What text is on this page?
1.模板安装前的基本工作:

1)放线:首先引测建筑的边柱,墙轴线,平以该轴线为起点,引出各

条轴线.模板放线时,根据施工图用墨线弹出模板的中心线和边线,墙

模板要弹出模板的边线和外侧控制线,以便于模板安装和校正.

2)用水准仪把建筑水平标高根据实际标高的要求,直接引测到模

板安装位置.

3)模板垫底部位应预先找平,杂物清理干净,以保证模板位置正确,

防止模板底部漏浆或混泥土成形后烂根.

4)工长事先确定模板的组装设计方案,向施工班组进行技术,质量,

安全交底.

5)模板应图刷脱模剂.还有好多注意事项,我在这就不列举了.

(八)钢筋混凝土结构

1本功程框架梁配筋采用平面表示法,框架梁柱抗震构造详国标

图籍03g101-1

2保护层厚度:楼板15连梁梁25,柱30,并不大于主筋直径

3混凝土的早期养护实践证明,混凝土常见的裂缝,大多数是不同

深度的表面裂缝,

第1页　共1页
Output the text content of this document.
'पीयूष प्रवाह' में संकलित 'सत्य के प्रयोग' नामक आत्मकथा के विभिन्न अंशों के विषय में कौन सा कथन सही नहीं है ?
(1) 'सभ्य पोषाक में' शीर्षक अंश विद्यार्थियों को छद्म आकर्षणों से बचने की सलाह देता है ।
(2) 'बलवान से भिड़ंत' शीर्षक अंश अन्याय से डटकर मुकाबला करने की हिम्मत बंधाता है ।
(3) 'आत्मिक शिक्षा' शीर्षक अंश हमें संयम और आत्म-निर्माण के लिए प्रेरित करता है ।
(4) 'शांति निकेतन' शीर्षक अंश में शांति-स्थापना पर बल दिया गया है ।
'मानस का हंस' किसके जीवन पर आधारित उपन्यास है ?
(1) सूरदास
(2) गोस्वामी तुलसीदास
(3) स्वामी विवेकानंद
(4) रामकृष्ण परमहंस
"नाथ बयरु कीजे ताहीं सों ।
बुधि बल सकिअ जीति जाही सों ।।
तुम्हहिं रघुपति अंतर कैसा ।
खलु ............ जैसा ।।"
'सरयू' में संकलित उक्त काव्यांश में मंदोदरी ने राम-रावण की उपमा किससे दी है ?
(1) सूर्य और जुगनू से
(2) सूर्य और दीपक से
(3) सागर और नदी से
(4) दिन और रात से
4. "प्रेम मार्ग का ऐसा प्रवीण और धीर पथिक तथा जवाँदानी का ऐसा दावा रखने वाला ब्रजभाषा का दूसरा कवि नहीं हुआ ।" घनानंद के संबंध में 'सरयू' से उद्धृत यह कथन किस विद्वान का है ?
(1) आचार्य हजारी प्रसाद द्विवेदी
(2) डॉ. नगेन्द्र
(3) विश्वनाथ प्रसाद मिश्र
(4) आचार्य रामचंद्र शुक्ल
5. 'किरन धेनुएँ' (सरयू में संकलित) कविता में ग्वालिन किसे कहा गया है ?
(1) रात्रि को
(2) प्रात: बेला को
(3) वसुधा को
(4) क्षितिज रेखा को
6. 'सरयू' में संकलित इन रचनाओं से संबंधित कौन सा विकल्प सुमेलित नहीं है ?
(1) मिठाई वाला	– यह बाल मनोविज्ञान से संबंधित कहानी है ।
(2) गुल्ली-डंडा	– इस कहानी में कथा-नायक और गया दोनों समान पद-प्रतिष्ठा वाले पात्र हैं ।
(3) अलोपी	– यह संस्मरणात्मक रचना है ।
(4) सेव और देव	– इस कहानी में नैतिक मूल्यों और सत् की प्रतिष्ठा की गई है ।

= = =

* GIVEN INSTRUCTION
Give the number of lines in the records above that contain the word "text". Reply with that number alone.

* TASK ANSWER
2